■ DATASET ENTRIES:
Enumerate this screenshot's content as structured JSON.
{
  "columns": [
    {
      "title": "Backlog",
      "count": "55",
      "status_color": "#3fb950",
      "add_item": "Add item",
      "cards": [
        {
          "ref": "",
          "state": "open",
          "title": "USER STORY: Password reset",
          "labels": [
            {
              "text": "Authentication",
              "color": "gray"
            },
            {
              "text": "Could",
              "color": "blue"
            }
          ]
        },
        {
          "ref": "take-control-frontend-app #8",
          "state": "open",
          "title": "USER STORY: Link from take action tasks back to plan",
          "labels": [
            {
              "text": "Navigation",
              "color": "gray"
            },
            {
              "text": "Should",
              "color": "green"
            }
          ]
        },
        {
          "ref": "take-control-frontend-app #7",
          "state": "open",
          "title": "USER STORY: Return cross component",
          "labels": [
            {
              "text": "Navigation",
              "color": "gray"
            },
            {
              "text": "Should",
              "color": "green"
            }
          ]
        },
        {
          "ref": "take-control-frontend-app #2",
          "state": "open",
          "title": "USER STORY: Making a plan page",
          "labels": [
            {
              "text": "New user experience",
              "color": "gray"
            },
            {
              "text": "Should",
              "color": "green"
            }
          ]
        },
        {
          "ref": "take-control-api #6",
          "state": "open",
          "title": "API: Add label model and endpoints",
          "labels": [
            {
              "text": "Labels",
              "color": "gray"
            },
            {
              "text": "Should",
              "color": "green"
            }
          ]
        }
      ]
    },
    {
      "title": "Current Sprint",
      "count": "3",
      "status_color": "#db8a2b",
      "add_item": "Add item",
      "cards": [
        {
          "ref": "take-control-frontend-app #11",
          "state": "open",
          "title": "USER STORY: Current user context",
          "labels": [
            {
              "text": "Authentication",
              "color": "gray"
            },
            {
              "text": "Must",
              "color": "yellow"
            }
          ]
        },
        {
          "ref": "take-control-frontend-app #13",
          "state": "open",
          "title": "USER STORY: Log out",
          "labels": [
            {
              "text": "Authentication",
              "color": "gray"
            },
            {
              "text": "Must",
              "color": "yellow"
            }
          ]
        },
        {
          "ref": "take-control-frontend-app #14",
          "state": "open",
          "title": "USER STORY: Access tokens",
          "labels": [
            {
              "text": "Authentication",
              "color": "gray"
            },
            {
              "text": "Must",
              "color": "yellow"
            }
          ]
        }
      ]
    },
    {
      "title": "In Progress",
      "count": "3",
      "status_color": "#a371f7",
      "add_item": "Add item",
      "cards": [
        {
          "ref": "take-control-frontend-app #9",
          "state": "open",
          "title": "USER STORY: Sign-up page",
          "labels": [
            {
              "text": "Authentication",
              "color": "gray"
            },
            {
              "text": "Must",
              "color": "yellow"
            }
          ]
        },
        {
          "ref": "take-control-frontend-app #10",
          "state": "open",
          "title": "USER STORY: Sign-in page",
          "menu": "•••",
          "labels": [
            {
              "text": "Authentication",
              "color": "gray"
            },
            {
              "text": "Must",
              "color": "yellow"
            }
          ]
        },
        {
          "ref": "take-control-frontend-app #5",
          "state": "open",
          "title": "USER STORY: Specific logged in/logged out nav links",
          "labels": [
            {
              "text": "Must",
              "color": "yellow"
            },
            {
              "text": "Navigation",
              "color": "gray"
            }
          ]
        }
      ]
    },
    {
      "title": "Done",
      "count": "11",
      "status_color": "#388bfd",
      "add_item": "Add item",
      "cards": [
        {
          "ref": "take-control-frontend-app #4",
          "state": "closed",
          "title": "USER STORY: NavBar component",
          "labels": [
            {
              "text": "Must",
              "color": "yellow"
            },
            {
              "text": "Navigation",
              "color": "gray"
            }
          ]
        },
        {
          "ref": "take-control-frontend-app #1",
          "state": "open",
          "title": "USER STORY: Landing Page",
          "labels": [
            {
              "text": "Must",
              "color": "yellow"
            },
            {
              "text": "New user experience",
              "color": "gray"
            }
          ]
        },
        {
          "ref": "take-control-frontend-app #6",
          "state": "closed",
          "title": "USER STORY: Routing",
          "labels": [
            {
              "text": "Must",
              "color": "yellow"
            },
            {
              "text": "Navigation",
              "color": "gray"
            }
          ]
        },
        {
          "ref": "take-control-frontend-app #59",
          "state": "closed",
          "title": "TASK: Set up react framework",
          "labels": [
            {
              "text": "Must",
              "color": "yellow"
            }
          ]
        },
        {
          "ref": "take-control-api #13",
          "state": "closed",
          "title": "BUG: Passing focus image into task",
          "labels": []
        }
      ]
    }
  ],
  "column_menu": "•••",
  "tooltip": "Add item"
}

■ OBJECTIVE: Extract all of the data shown above and repeat it verbatim.

■ RESPONSE TO THIS EXERCISE:
Enumerate this screenshot's content as structured JSON.
{
  "columns": [
    {
      "title": "Backlog",
      "count": "55",
      "status_color": "#3fb950",
      "add_item": "Add item",
      "cards": [
        {
          "ref": "",
          "state": "open",
          "title": "USER STORY: Password reset",
          "labels": [
            {
              "text": "Authentication",
              "color": "gray"
            },
            {
              "text": "Could",
              "color": "blue"
            }
          ]
        },
        {
          "ref": "take-control-frontend-app #8",
          "state": "open",
          "title": "USER STORY: Link from take action tasks back to plan",
          "labels": [
            {
              "text": "Navigation",
              "color": "gray"
            },
            {
              "text": "Should",
              "color": "green"
            }
          ]
        },
        {
          "ref": "take-control-frontend-app #7",
          "state": "open",
          "title": "USER STORY: Return cross component",
          "labels": [
            {
              "text": "Navigation",
              "color": "gray"
            },
            {
              "text": "Should",
              "color": "green"
            }
          ]
        },
        {
          "ref": "take-control-frontend-app #2",
          "state": "open",
          "title": "USER STORY: Making a plan page",
          "labels": [
            {
              "text": "New user experience",
              "color": "gray"
            },
            {
              "text": "Should",
              "color": "green"
            }
          ]
        },
        {
          "ref": "take-control-api #6",
          "state": "open",
          "title": "API: Add label model and endpoints",
          "labels": [
            {
              "text": "Labels",
              "color": "gray"
            },
            {
              "text": "Should",
              "color": "green"
            }
          ]
        }
      ]
    },
    {
      "title": "Current Sprint",
      "count": "3",
      "status_color": "#db8a2b",
      "add_item": "Add item",
      "cards": [
        {
          "ref": "take-control-frontend-app #11",
          "state": "open",
          "title": "USER STORY: Current user context",
          "labels": [
            {
              "text": "Authentication",
              "color": "gray"
            },
            {
              "text": "Must",
              "color": "yellow"
            }
          ]
        },
        {
          "ref": "take-control-frontend-app #13",
          "state": "open",
          "title": "USER STORY: Log out",
          "labels": [
            {
              "text": "Authentication",
              "color": "gray"
            },
            {
              "text": "Must",
              "color": "yellow"
            }
          ]
        },
        {
          "ref": "take-control-frontend-app #14",
          "state": "open",
          "title": "USER STORY: Access tokens",
          "labels": [
            {
              "text": "Authentication",
              "color": "gray"
            },
            {
              "text": "Must",
              "color": "yellow"
            }
          ]
        }
      ]
    },
    {
      "title": "In Progress",
      "count": "3",
      "status_color": "#a371f7",
      "add_item": "Add item",
      "cards": [
        {
          "ref": "take-control-frontend-app #9",
          "state": "open",
          "title": "USER STORY: Sign-up page",
          "labels": [
            {
              "text": "Authentication",
              "color": "gray"
            },
            {
              "text": "Must",
              "color": "yellow"
            }
          ]
        },
        {
          "ref": "take-control-frontend-app #10",
          "state": "open",
          "title": "USER STORY: Sign-in page",
          "menu": "•••",
          "labels": [
            {
              "text": "Authentication",
              "color": "gray"
            },
            {
              "text": "Must",
              "color": "yellow"
            }
          ]
        },
        {
          "ref": "take-control-frontend-app #5",
          "state": "open",
          "title": "USER STORY: Specific logged in/logged out nav links",
          "labels": [
            {
              "text": "Must",
              "color": "yellow"
            },
            {
              "text": "Navigation",
              "color": "gray"
            }
          ]
        }
      ]
    },
    {
      "title": "Done",
      "count": "11",
      "status_color": "#388bfd",
      "add_item": "Add item",
      "cards": [
        {
          "ref": "take-control-frontend-app #4",
          "state": "closed",
          "title": "USER STORY: NavBar component",
          "labels": [
            {
              "text": "Must",
              "color": "yellow"
            },
            {
              "text": "Navigation",
              "color": "gray"
            }
          ]
        },
        {
          "ref": "take-control-frontend-app #1",
          "state": "open",
          "title": "USER STORY: Landing Page",
          "labels": [
            {
              "text": "Must",
              "color": "yellow"
            },
            {
              "text": "New user experience",
              "color": "gray"
            }
          ]
        },
        {
          "ref": "take-control-frontend-app #6",
          "state": "closed",
          "title": "USER STORY: Routing",
          "labels": [
            {
              "text": "Must",
              "color": "yellow"
            },
            {
              "text": "Navigation",
              "color": "gray"
            }
          ]
        },
        {
          "ref": "take-control-frontend-app #59",
          "state": "closed",
          "title": "TASK: Set up react framework",
          "labels": [
            {
              "text": "Must",
              "color": "yellow"
            }
          ]
        },
        {
          "ref": "take-control-api #13",
          "state": "closed",
          "title": "BUG: Passing focus image into task",
          "labels": []
        }
      ]
    }
  ],
  "column_menu": "•••",
  "tooltip": "Add item"
}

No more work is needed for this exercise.